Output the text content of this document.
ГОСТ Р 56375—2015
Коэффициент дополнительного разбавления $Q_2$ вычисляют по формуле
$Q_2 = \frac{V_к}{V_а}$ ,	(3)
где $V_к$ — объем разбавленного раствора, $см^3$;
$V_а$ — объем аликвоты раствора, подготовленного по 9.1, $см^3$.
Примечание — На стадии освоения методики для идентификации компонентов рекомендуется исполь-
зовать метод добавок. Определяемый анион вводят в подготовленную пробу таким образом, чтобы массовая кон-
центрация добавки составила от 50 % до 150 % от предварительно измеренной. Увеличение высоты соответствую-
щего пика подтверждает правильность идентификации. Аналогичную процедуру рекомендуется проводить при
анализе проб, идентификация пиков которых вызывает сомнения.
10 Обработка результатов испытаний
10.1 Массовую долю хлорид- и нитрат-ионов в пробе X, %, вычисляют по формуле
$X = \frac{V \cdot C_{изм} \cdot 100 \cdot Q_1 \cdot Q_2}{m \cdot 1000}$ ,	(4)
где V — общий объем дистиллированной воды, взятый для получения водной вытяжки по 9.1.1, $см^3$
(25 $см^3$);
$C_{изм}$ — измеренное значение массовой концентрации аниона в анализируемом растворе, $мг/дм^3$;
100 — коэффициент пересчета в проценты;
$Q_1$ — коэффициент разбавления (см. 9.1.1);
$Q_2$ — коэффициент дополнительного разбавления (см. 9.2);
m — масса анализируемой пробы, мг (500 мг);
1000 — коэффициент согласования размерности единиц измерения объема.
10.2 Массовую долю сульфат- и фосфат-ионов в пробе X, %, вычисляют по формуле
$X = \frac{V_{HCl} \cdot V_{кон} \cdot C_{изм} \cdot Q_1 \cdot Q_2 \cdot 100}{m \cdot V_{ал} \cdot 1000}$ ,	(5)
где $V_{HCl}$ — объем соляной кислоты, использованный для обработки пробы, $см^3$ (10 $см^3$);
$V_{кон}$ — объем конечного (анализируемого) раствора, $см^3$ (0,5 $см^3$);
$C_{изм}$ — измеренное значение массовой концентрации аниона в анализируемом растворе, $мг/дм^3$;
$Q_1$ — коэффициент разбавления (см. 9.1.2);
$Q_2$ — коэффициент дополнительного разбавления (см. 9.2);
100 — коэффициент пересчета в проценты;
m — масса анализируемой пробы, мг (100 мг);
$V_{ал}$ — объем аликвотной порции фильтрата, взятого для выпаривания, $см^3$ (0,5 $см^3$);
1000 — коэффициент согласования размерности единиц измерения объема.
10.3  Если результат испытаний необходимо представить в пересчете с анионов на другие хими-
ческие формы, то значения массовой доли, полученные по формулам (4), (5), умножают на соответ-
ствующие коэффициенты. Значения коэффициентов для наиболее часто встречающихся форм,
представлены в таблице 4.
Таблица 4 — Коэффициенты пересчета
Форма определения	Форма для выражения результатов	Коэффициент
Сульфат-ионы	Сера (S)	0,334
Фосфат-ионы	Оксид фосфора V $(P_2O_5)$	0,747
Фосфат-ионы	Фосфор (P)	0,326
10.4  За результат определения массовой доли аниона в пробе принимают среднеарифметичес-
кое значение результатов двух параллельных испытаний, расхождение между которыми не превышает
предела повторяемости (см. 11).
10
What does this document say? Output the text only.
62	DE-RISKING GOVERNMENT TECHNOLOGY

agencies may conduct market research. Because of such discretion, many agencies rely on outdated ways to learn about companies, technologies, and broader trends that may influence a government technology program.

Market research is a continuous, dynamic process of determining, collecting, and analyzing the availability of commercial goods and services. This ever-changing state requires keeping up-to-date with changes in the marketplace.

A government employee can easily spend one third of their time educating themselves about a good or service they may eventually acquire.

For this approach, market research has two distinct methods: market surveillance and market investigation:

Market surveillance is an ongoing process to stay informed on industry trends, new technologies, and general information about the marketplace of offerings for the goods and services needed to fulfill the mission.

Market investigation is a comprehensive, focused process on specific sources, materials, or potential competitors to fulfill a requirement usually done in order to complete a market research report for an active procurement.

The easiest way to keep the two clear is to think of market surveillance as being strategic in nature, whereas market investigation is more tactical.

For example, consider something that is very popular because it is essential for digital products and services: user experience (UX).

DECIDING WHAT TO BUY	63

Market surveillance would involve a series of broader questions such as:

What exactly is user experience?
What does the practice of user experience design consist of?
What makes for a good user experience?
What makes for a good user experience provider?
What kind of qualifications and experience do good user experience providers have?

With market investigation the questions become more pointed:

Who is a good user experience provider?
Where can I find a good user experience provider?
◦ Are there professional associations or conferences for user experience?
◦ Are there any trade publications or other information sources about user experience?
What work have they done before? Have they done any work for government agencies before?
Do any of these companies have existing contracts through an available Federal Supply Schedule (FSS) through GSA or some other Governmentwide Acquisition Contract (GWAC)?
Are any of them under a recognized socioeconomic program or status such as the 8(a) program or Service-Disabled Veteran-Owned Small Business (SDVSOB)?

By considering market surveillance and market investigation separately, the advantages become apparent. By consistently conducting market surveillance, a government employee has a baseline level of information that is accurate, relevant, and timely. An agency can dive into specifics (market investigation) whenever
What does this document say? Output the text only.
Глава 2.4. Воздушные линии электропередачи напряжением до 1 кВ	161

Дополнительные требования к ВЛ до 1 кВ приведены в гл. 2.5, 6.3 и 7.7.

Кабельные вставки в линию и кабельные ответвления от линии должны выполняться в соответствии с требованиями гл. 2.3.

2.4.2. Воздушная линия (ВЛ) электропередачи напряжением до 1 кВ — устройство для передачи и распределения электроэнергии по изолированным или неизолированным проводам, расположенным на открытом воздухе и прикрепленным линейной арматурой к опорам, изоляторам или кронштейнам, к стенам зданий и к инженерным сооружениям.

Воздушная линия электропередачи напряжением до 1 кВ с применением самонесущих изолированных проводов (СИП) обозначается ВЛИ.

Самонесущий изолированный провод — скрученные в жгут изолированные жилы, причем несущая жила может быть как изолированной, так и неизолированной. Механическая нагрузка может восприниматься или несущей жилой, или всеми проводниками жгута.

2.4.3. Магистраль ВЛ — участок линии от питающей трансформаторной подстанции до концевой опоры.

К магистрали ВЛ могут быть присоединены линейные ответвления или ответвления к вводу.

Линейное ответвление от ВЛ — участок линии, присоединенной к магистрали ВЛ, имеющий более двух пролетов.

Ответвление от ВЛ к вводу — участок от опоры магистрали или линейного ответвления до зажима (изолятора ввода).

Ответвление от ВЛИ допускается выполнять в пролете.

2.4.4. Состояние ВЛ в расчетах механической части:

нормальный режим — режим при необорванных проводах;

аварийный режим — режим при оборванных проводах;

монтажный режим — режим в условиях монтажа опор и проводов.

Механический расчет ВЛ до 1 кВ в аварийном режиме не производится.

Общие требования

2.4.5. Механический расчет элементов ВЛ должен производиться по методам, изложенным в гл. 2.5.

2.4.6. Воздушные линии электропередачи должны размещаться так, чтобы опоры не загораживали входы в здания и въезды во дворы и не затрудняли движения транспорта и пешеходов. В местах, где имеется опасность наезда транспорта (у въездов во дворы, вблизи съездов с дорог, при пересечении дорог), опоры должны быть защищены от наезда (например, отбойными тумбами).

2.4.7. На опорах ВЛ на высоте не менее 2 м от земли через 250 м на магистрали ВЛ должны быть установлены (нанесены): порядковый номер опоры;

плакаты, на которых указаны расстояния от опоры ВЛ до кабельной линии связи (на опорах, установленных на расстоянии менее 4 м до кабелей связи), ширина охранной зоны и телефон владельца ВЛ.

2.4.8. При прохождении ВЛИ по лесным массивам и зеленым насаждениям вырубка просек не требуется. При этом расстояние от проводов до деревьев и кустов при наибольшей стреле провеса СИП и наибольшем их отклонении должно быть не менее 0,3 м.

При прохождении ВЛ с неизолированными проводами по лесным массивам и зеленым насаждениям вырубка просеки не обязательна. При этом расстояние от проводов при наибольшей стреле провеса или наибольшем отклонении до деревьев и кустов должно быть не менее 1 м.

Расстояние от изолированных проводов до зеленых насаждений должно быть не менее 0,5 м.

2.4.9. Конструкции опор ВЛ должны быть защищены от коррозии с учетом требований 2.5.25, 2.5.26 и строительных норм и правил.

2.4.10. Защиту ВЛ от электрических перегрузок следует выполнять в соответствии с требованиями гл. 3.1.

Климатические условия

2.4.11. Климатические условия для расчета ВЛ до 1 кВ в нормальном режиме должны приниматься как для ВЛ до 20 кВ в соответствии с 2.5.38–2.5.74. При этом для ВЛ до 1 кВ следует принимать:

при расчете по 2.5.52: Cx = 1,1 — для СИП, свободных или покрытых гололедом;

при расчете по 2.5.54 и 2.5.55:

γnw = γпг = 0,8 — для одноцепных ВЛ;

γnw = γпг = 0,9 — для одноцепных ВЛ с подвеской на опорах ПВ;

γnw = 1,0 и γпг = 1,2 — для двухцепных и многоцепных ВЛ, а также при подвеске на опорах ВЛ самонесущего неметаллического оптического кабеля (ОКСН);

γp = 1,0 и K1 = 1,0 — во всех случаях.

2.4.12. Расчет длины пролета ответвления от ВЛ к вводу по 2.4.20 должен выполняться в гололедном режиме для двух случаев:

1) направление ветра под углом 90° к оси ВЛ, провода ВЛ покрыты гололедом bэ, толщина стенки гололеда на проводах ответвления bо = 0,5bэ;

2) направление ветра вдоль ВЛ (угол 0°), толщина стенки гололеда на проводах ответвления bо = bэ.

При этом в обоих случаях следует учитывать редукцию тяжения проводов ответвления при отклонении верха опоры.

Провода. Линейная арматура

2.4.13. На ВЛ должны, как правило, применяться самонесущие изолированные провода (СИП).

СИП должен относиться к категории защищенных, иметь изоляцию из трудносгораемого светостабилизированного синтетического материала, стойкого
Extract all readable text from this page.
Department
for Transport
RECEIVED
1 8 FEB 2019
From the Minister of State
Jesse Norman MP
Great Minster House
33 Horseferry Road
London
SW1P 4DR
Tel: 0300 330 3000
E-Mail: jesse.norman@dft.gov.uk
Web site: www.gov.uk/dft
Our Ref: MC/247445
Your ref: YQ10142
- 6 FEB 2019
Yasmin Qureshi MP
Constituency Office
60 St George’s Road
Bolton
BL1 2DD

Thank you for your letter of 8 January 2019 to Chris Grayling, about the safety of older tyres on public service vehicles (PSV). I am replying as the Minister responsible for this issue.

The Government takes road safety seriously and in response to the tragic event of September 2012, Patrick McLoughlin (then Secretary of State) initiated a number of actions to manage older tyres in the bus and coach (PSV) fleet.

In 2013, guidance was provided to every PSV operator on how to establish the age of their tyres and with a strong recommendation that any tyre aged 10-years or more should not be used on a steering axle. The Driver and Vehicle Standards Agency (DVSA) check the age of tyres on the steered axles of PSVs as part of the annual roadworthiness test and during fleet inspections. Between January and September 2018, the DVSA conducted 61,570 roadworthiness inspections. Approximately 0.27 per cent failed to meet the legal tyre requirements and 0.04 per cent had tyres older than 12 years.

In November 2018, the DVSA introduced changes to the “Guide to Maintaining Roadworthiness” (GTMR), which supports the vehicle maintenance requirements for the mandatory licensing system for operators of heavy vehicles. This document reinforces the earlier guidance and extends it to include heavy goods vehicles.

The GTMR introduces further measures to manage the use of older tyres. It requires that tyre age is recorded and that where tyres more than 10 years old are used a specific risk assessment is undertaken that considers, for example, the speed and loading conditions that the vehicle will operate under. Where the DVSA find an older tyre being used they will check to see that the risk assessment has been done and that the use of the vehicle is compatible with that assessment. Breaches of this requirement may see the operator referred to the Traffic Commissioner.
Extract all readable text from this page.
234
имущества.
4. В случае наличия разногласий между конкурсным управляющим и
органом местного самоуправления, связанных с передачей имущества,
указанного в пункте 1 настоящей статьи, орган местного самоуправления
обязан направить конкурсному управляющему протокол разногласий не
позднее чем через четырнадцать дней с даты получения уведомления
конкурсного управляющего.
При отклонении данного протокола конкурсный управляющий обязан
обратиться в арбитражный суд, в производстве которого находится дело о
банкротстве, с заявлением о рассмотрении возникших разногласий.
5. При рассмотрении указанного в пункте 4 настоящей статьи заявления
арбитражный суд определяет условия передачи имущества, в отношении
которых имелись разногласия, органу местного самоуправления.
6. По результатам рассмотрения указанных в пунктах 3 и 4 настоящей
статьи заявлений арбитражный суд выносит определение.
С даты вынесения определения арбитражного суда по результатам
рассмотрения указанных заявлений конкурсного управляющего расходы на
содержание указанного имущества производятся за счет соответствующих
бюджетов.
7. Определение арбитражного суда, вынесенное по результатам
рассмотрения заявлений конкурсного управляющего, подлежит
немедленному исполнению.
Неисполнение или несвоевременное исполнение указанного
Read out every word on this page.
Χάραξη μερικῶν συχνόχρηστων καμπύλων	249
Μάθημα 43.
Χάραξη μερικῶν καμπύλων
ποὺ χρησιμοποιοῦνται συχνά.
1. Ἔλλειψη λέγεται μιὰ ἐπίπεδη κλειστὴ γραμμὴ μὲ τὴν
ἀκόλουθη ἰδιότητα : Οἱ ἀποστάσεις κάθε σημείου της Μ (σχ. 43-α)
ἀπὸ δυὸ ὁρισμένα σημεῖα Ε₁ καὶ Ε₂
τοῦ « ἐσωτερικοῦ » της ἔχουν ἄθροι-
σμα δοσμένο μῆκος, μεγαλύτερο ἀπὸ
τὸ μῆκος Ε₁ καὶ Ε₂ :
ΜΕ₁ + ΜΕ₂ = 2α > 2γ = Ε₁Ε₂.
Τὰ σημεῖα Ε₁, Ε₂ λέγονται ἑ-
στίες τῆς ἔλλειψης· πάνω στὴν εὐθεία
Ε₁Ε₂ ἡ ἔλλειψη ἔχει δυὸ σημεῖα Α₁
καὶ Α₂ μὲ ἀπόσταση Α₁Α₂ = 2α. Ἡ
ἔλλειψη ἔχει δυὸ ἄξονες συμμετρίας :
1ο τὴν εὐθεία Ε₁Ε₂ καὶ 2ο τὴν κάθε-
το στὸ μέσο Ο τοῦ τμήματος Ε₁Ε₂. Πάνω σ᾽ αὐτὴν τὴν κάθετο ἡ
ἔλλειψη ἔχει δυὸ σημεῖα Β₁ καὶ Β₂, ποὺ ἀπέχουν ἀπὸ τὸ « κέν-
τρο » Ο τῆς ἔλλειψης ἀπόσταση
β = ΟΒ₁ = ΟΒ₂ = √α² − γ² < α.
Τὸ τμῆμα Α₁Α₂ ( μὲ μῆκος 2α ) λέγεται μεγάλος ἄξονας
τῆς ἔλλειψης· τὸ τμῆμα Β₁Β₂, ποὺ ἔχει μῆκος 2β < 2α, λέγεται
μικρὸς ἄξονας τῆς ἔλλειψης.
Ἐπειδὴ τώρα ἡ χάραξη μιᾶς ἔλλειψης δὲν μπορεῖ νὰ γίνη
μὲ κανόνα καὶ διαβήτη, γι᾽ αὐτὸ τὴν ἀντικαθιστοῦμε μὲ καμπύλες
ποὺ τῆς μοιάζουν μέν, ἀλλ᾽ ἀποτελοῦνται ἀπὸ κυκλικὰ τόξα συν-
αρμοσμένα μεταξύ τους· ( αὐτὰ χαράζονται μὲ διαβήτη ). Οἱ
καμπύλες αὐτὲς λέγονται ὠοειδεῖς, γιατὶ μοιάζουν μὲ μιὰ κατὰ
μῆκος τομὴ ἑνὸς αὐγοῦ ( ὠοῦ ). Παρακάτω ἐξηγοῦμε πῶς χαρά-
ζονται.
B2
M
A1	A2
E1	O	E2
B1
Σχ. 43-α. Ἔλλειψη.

→ Task description
Transcribe word for word the lines from the one holding "Read out every word on this page." to the last line of the listing above, inclusive.

→ Task solution
Read out every word on this page.
Χάραξη μερικῶν συχνόχρηστων καμπύλων	249
Μάθημα 43.
Χάραξη μερικῶν καμπύλων
ποὺ χρησιμοποιοῦνται συχνά.
1. Ἔλλειψη λέγεται μιὰ ἐπίπεδη κλειστὴ γραμμὴ μὲ τὴν
ἀκόλουθη ἰδιότητα : Οἱ ἀποστάσεις κάθε σημείου της Μ (σχ. 43-α)
ἀπὸ δυὸ ὁρισμένα σημεῖα Ε₁ καὶ Ε₂
τοῦ « ἐσωτερικοῦ » της ἔχουν ἄθροι-
σμα δοσμένο μῆκος, μεγαλύτερο ἀπὸ
τὸ μῆκος Ε₁ καὶ Ε₂ :
ΜΕ₁ + ΜΕ₂ = 2α > 2γ = Ε₁Ε₂.
Τὰ σημεῖα Ε₁, Ε₂ λέγονται ἑ-
στίες τῆς ἔλλειψης· πάνω στὴν εὐθεία
Ε₁Ε₂ ἡ ἔλλειψη ἔχει δυὸ σημεῖα Α₁
καὶ Α₂ μὲ ἀπόσταση Α₁Α₂ = 2α. Ἡ
ἔλλειψη ἔχει δυὸ ἄξονες συμμετρίας :
1ο τὴν εὐθεία Ε₁Ε₂ καὶ 2ο τὴν κάθε-
το στὸ μέσο Ο τοῦ τμήματος Ε₁Ε₂. Πάνω σ᾽ αὐτὴν τὴν κάθετο ἡ
ἔλλειψη ἔχει δυὸ σημεῖα Β₁ καὶ Β₂, ποὺ ἀπέχουν ἀπὸ τὸ « κέν-
τρο » Ο τῆς ἔλλειψης ἀπόσταση
β = ΟΒ₁ = ΟΒ₂ = √α² − γ² < α.
Τὸ τμῆμα Α₁Α₂ ( μὲ μῆκος 2α ) λέγεται μεγάλος ἄξονας
τῆς ἔλλειψης· τὸ τμῆμα Β₁Β₂, ποὺ ἔχει μῆκος 2β < 2α, λέγεται
μικρὸς ἄξονας τῆς ἔλλειψης.
Ἐπειδὴ τώρα ἡ χάραξη μιᾶς ἔλλειψης δὲν μπορεῖ νὰ γίνη
μὲ κανόνα καὶ διαβήτη, γι᾽ αὐτὸ τὴν ἀντικαθιστοῦμε μὲ καμπύλες
ποὺ τῆς μοιάζουν μέν, ἀλλ᾽ ἀποτελοῦνται ἀπὸ κυκλικὰ τόξα συν-
αρμοσμένα μεταξύ τους· ( αὐτὰ χαράζονται μὲ διαβήτη ). Οἱ
καμπύλες αὐτὲς λέγονται ὠοειδεῖς, γιατὶ μοιάζουν μὲ μιὰ κατὰ
μῆκος τομὴ ἑνὸς αὐγοῦ ( ὠοῦ ). Παρακάτω ἐξηγοῦμε πῶς χαρά-
ζονται.
B2
M
A1	A2
E1	O	E2
B1
Σχ. 43-α. Ἔλλειψη.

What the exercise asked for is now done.